[Start of Extracted data]
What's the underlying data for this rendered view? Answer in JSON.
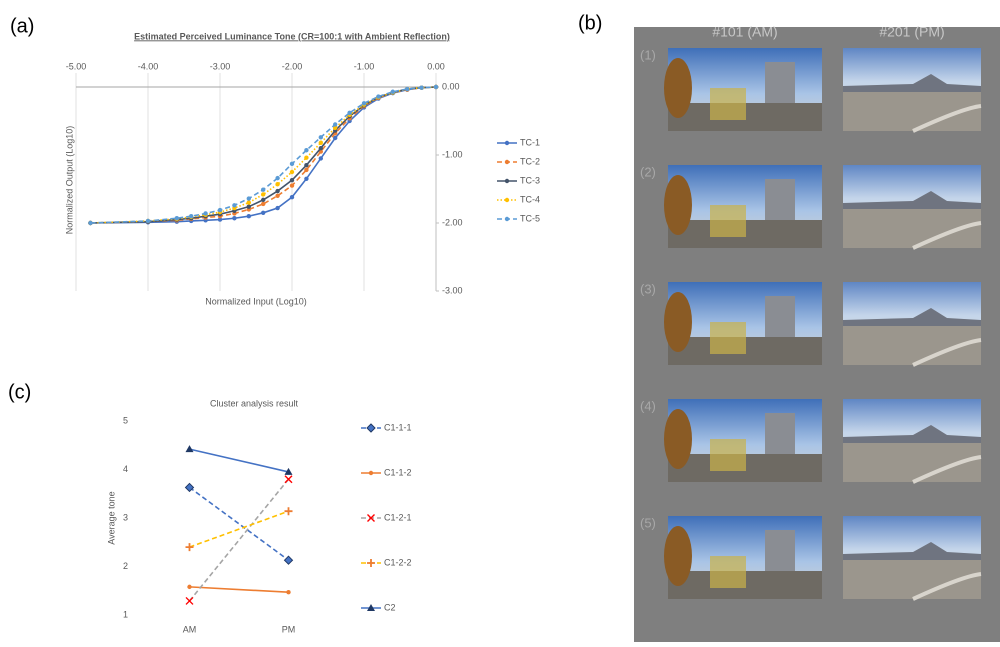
{
  "panel_labels": [
    "(a)",
    "(b)",
    "(c)"
  ],
  "photo_grid": {
    "columns": [
      "#101 (AM)",
      "#201 (PM)"
    ],
    "rows": [
      "(1)",
      "(2)",
      "(3)",
      "(4)",
      "(5)"
    ]
  },
  "chart_data": [
    {
      "type": "line",
      "title": "Estimated Perceived Luminance Tone (CR=100:1 with Ambient Reflection)",
      "x_label": "Normalized Input (Log10)",
      "y_label": "Normalized Output (Log10)",
      "xlim": [
        -5,
        0
      ],
      "ylim": [
        -3,
        0
      ],
      "xticks": [
        {
          "value": -5,
          "label": "-5.00"
        },
        {
          "value": -4,
          "label": "-4.00"
        },
        {
          "value": -3,
          "label": "-3.00"
        },
        {
          "value": -2,
          "label": "-2.00"
        },
        {
          "value": -1,
          "label": "-1.00"
        },
        {
          "value": 0,
          "label": "0.00"
        }
      ],
      "yticks": [
        {
          "value": 0,
          "label": "0.00"
        },
        {
          "value": -1,
          "label": "-1.00"
        },
        {
          "value": -2,
          "label": "-2.00"
        },
        {
          "value": -3,
          "label": "-3.00"
        }
      ],
      "grid": true,
      "legend": "right",
      "x": [
        -4.8,
        -4.0,
        -3.6,
        -3.4,
        -3.2,
        -3.0,
        -2.8,
        -2.6,
        -2.4,
        -2.2,
        -2.0,
        -1.8,
        -1.6,
        -1.4,
        -1.2,
        -1.0,
        -0.8,
        -0.6,
        -0.4,
        -0.2,
        0.0
      ],
      "series": [
        {
          "name": "TC-1",
          "color": "#4472c4",
          "style": "solid",
          "marker": "circle",
          "values": [
            -2.0,
            -1.99,
            -1.98,
            -1.97,
            -1.96,
            -1.95,
            -1.93,
            -1.9,
            -1.85,
            -1.78,
            -1.62,
            -1.35,
            -1.05,
            -0.75,
            -0.5,
            -0.3,
            -0.17,
            -0.09,
            -0.04,
            -0.01,
            0.0
          ]
        },
        {
          "name": "TC-2",
          "color": "#ed7d31",
          "style": "dashed",
          "marker": "circle",
          "values": [
            -2.0,
            -1.98,
            -1.96,
            -1.94,
            -1.92,
            -1.9,
            -1.86,
            -1.8,
            -1.72,
            -1.6,
            -1.45,
            -1.22,
            -0.95,
            -0.68,
            -0.46,
            -0.28,
            -0.16,
            -0.08,
            -0.04,
            -0.01,
            0.0
          ]
        },
        {
          "name": "TC-3",
          "color": "#44546a",
          "style": "solid",
          "marker": "circle",
          "values": [
            -2.0,
            -1.98,
            -1.95,
            -1.93,
            -1.9,
            -1.87,
            -1.82,
            -1.76,
            -1.66,
            -1.53,
            -1.37,
            -1.15,
            -0.9,
            -0.64,
            -0.43,
            -0.27,
            -0.15,
            -0.08,
            -0.03,
            -0.01,
            0.0
          ]
        },
        {
          "name": "TC-4",
          "color": "#ffc000",
          "style": "dotted",
          "marker": "circle",
          "values": [
            -2.0,
            -1.97,
            -1.94,
            -1.91,
            -1.88,
            -1.84,
            -1.78,
            -1.7,
            -1.58,
            -1.43,
            -1.25,
            -1.04,
            -0.82,
            -0.6,
            -0.41,
            -0.26,
            -0.15,
            -0.08,
            -0.03,
            -0.01,
            0.0
          ]
        },
        {
          "name": "TC-5",
          "color": "#5b9bd5",
          "style": "dashed",
          "marker": "circle",
          "values": [
            -2.0,
            -1.97,
            -1.93,
            -1.9,
            -1.86,
            -1.81,
            -1.74,
            -1.64,
            -1.51,
            -1.34,
            -1.13,
            -0.93,
            -0.74,
            -0.55,
            -0.38,
            -0.24,
            -0.14,
            -0.07,
            -0.03,
            -0.01,
            0.0
          ]
        }
      ]
    },
    {
      "type": "line",
      "title": "Cluster analysis result",
      "y_label": "Average tone",
      "categories": [
        "AM",
        "PM"
      ],
      "ylim": [
        1,
        5
      ],
      "yticks": [
        1,
        2,
        3,
        4,
        5
      ],
      "grid": false,
      "legend": "right",
      "series": [
        {
          "name": "C1-1-1",
          "color": "#4472c4",
          "marker_color": "#1f3864",
          "style": "dashed",
          "marker": "diamond",
          "values": [
            3.63,
            2.13
          ]
        },
        {
          "name": "C1-1-2",
          "color": "#ed7d31",
          "marker_color": "#ed7d31",
          "style": "solid",
          "marker": "circle",
          "values": [
            1.58,
            1.47
          ]
        },
        {
          "name": "C1-2-1",
          "color": "#a5a5a5",
          "marker_color": "#ff0000",
          "style": "dashed",
          "marker": "x",
          "values": [
            1.29,
            3.8
          ]
        },
        {
          "name": "C1-2-2",
          "color": "#ffc000",
          "marker_color": "#ed7d31",
          "style": "dashed",
          "marker": "plus",
          "values": [
            2.4,
            3.14
          ]
        },
        {
          "name": "C2",
          "color": "#4472c4",
          "marker_color": "#1f3864",
          "style": "solid",
          "marker": "triangle",
          "values": [
            4.42,
            3.95
          ]
        }
      ]
    }
  ]
}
[End of Extracted data]
Task to complete>
Output all of the records exactly as they appear above, but not the pictures.

Answer>
What's the underlying data for this rendered view? Answer in JSON.
{
  "panel_labels": [
    "(a)",
    "(b)",
    "(c)"
  ],
  "photo_grid": {
    "columns": [
      "#101 (AM)",
      "#201 (PM)"
    ],
    "rows": [
      "(1)",
      "(2)",
      "(3)",
      "(4)",
      "(5)"
    ]
  },
  "chart_data": [
    {
      "type": "line",
      "title": "Estimated Perceived Luminance Tone (CR=100:1 with Ambient Reflection)",
      "x_label": "Normalized Input (Log10)",
      "y_label": "Normalized Output (Log10)",
      "xlim": [
        -5,
        0
      ],
      "ylim": [
        -3,
        0
      ],
      "xticks": [
        {
          "value": -5,
          "label": "-5.00"
        },
        {
          "value": -4,
          "label": "-4.00"
        },
        {
          "value": -3,
          "label": "-3.00"
        },
        {
          "value": -2,
          "label": "-2.00"
        },
        {
          "value": -1,
          "label": "-1.00"
        },
        {
          "value": 0,
          "label": "0.00"
        }
      ],
      "yticks": [
        {
          "value": 0,
          "label": "0.00"
        },
        {
          "value": -1,
          "label": "-1.00"
        },
        {
          "value": -2,
          "label": "-2.00"
        },
        {
          "value": -3,
          "label": "-3.00"
        }
      ],
      "grid": true,
      "legend": "right",
      "x": [
        -4.8,
        -4.0,
        -3.6,
        -3.4,
        -3.2,
        -3.0,
        -2.8,
        -2.6,
        -2.4,
        -2.2,
        -2.0,
        -1.8,
        -1.6,
        -1.4,
        -1.2,
        -1.0,
        -0.8,
        -0.6,
        -0.4,
        -0.2,
        0.0
      ],
      "series": [
        {
          "name": "TC-1",
          "color": "#4472c4",
          "style": "solid",
          "marker": "circle",
          "values": [
            -2.0,
            -1.99,
            -1.98,
            -1.97,
            -1.96,
            -1.95,
            -1.93,
            -1.9,
            -1.85,
            -1.78,
            -1.62,
            -1.35,
            -1.05,
            -0.75,
            -0.5,
            -0.3,
            -0.17,
            -0.09,
            -0.04,
            -0.01,
            0.0
          ]
        },
        {
          "name": "TC-2",
          "color": "#ed7d31",
          "style": "dashed",
          "marker": "circle",
          "values": [
            -2.0,
            -1.98,
            -1.96,
            -1.94,
            -1.92,
            -1.9,
            -1.86,
            -1.8,
            -1.72,
            -1.6,
            -1.45,
            -1.22,
            -0.95,
            -0.68,
            -0.46,
            -0.28,
            -0.16,
            -0.08,
            -0.04,
            -0.01,
            0.0
          ]
        },
        {
          "name": "TC-3",
          "color": "#44546a",
          "style": "solid",
          "marker": "circle",
          "values": [
            -2.0,
            -1.98,
            -1.95,
            -1.93,
            -1.9,
            -1.87,
            -1.82,
            -1.76,
            -1.66,
            -1.53,
            -1.37,
            -1.15,
            -0.9,
            -0.64,
            -0.43,
            -0.27,
            -0.15,
            -0.08,
            -0.03,
            -0.01,
            0.0
          ]
        },
        {
          "name": "TC-4",
          "color": "#ffc000",
          "style": "dotted",
          "marker": "circle",
          "values": [
            -2.0,
            -1.97,
            -1.94,
            -1.91,
            -1.88,
            -1.84,
            -1.78,
            -1.7,
            -1.58,
            -1.43,
            -1.25,
            -1.04,
            -0.82,
            -0.6,
            -0.41,
            -0.26,
            -0.15,
            -0.08,
            -0.03,
            -0.01,
            0.0
          ]
        },
        {
          "name": "TC-5",
          "color": "#5b9bd5",
          "style": "dashed",
          "marker": "circle",
          "values": [
            -2.0,
            -1.97,
            -1.93,
            -1.9,
            -1.86,
            -1.81,
            -1.74,
            -1.64,
            -1.51,
            -1.34,
            -1.13,
            -0.93,
            -0.74,
            -0.55,
            -0.38,
            -0.24,
            -0.14,
            -0.07,
            -0.03,
            -0.01,
            0.0
          ]
        }
      ]
    },
    {
      "type": "line",
      "title": "Cluster analysis result",
      "y_label": "Average tone",
      "categories": [
        "AM",
        "PM"
      ],
      "ylim": [
        1,
        5
      ],
      "yticks": [
        1,
        2,
        3,
        4,
        5
      ],
      "grid": false,
      "legend": "right",
      "series": [
        {
          "name": "C1-1-1",
          "color": "#4472c4",
          "marker_color": "#1f3864",
          "style": "dashed",
          "marker": "diamond",
          "values": [
            3.63,
            2.13
          ]
        },
        {
          "name": "C1-1-2",
          "color": "#ed7d31",
          "marker_color": "#ed7d31",
          "style": "solid",
          "marker": "circle",
          "values": [
            1.58,
            1.47
          ]
        },
        {
          "name": "C1-2-1",
          "color": "#a5a5a5",
          "marker_color": "#ff0000",
          "style": "dashed",
          "marker": "x",
          "values": [
            1.29,
            3.8
          ]
        },
        {
          "name": "C1-2-2",
          "color": "#ffc000",
          "marker_color": "#ed7d31",
          "style": "dashed",
          "marker": "plus",
          "values": [
            2.4,
            3.14
          ]
        },
        {
          "name": "C2",
          "color": "#4472c4",
          "marker_color": "#1f3864",
          "style": "solid",
          "marker": "triangle",
          "values": [
            4.42,
            3.95
          ]
        }
      ]
    }
  ]
}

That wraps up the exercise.